GOAL —
Look through the records that follow. Copy every line containing the word "Свень".

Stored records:
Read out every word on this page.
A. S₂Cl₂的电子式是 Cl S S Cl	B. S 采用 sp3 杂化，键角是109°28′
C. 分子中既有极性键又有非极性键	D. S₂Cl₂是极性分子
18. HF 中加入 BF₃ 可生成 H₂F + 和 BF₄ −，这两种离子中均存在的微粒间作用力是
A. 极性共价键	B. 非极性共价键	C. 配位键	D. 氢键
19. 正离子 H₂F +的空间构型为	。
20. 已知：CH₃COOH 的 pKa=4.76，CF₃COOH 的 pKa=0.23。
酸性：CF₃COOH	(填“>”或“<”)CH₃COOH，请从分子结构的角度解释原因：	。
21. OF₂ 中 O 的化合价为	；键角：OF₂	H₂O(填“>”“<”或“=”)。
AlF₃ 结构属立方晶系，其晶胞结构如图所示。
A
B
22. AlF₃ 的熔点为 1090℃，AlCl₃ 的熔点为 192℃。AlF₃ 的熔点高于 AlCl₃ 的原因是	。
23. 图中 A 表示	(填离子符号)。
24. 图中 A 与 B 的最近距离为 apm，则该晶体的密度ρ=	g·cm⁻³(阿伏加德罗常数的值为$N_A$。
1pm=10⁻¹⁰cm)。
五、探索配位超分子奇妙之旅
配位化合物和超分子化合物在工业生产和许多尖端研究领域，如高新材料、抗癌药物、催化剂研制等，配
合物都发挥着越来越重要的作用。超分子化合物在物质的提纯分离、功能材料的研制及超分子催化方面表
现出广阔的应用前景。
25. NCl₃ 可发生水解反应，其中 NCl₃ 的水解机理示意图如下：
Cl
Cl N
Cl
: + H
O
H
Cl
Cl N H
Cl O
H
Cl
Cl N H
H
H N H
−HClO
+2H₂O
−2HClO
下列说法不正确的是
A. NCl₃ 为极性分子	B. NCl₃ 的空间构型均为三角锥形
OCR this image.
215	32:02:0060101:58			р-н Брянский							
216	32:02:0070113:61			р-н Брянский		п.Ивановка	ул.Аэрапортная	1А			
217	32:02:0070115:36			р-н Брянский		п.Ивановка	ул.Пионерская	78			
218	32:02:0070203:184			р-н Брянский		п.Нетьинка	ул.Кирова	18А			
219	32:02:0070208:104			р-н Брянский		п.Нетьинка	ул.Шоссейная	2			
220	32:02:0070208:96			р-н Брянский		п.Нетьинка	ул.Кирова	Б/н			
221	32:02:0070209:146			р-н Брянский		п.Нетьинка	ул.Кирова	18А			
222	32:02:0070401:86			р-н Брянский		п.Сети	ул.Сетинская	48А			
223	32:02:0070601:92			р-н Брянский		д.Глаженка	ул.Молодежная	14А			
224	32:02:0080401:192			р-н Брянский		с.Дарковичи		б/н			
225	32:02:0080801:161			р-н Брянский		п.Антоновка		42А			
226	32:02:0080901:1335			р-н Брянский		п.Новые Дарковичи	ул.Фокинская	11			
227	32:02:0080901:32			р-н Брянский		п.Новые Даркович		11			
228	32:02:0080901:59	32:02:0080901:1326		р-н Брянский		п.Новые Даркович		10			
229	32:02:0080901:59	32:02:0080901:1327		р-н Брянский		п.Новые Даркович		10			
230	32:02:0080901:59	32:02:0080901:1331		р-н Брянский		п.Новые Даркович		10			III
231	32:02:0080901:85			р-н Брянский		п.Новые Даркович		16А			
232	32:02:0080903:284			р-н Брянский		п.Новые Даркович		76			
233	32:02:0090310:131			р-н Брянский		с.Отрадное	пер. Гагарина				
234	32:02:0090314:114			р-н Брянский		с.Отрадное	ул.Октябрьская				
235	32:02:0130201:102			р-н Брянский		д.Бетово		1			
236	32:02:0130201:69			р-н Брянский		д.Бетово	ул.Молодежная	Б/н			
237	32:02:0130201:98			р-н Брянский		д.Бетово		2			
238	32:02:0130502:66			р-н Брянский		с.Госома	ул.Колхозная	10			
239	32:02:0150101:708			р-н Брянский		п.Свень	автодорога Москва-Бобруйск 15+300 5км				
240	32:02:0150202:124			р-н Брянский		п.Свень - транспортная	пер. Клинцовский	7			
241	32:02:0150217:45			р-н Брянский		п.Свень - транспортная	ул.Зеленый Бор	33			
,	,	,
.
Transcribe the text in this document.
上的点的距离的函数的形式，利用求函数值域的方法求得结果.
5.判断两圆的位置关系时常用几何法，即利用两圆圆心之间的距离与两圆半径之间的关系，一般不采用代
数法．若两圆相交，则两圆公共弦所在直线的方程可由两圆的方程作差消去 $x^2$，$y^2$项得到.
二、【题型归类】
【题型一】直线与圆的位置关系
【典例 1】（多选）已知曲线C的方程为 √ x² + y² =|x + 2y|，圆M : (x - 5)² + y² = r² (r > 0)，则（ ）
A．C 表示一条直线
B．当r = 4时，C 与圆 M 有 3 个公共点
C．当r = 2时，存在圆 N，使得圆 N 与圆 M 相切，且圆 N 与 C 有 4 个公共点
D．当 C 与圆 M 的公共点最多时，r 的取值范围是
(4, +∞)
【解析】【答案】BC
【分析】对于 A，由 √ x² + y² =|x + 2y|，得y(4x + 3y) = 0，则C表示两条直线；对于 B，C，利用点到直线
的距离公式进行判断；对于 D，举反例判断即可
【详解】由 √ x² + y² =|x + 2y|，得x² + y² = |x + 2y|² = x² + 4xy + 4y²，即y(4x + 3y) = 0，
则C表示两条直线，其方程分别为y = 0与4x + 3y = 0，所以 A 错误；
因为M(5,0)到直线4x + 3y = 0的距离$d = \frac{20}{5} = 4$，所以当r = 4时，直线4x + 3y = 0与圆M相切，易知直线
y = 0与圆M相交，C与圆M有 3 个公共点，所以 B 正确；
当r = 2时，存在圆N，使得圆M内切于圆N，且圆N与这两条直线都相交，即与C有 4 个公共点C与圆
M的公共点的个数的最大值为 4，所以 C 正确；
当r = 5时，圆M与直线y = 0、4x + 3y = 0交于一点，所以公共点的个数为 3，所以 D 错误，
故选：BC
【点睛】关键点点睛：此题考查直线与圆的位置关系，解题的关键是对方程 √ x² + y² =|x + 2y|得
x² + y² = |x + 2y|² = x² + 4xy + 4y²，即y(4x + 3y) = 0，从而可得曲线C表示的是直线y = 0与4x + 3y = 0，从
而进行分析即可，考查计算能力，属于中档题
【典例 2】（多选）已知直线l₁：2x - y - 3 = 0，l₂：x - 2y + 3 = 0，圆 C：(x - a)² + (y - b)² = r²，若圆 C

THE OUTPUT —
239	32:02:0150101:708			р-н Брянский		п.Свень	автодорога Москва-Бобруйск 15+300 5км				
240	32:02:0150202:124			р-н Брянский		п.Свень - транспортная	пер. Клинцовский	7			
241	32:02:0150217:45			р-н Брянский		п.Свень - транспортная	ул.Зеленый Бор	33			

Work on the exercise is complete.